[BEGIN]

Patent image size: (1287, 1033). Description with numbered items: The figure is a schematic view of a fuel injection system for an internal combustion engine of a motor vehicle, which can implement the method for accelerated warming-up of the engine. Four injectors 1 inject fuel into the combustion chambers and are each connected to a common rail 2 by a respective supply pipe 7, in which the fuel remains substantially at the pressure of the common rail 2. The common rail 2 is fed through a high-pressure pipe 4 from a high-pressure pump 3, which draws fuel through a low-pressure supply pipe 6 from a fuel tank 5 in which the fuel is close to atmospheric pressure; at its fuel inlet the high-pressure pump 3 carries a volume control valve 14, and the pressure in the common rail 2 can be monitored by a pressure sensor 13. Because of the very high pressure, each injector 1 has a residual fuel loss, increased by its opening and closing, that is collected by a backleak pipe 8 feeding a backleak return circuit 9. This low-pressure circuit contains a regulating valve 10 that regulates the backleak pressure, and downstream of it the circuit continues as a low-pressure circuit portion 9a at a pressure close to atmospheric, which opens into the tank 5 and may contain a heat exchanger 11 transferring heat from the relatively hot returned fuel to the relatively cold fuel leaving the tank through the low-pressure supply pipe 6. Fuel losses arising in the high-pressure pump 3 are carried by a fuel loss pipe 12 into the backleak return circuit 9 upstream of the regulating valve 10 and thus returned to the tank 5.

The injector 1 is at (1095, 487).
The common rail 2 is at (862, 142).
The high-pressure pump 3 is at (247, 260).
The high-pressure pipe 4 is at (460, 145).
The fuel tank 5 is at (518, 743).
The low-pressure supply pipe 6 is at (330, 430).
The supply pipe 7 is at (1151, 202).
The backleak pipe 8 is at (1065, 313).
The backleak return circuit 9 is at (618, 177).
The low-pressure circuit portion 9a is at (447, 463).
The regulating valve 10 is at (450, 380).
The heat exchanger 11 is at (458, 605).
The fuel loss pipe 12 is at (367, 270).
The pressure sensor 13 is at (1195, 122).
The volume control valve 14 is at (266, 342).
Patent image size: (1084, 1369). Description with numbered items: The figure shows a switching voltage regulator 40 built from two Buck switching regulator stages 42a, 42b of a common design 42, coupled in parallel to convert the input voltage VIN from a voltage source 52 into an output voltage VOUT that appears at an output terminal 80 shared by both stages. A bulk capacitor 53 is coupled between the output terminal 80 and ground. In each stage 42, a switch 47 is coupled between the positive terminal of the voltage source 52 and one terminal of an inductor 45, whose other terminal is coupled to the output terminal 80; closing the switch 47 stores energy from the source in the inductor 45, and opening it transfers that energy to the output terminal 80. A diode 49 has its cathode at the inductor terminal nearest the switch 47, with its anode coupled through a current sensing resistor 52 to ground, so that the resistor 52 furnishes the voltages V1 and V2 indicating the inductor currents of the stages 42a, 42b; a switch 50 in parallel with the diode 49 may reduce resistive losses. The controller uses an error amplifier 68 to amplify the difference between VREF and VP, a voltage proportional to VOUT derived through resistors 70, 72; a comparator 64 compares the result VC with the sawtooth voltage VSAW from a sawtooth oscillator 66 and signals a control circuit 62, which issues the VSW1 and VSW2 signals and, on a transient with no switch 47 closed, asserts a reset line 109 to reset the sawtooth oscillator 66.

[END]

Goal: Render the entries from the first line through the line containing "The fuel tank 5 is at (518, 743).", both included, as a JSON list of strings with one string per line and blank lines omitted.

Written answer:
[
  "Patent image size: (1287, 1033). Description with numbered items: The figure is a schematic view of a fuel injection system for an internal combustion engine of a motor vehicle, which can implement the method for accelerated warming-up of the engine. Four injectors 1 inject fuel into the combustion chambers and are each connected to a common rail 2 by a respective supply pipe 7, in which the fuel remains substantially at the pressure of the common rail 2. The common rail 2 is fed through a high-pressure pipe 4 from a high-pressure pump 3, which draws fuel through a low-pressure supply pipe 6 from a fuel tank 5 in which the fuel is close to atmospheric pressure; at its fuel inlet the high-pressure pump 3 carries a volume control valve 14, and the pressure in the common rail 2 can be monitored by a pressure sensor 13. Because of the very high pressure, each injector 1 has a residual fuel loss, increased by its opening and closing, that is collected by a backleak pipe 8 feeding a backleak return circuit 9. This low-pressure circuit contains a regulating valve 10 that regulates the backleak pressure, and downstream of it the circuit continues as a low-pressure circuit portion 9a at a pressure close to atmospheric, which opens into the tank 5 and may contain a heat exchanger 11 transferring heat from the relatively hot returned fuel to the relatively cold fuel leaving the tank through the low-pressure supply pipe 6. Fuel losses arising in the high-pressure pump 3 are carried by a fuel loss pipe 12 into the backleak return circuit 9 upstream of the regulating valve 10 and thus returned to the tank 5.",
  "The injector 1 is at (1095, 487).",
  "The common rail 2 is at (862, 142).",
  "The high-pressure pump 3 is at (247, 260).",
  "The high-pressure pipe 4 is at (460, 145).",
  "The fuel tank 5 is at (518, 743)."
]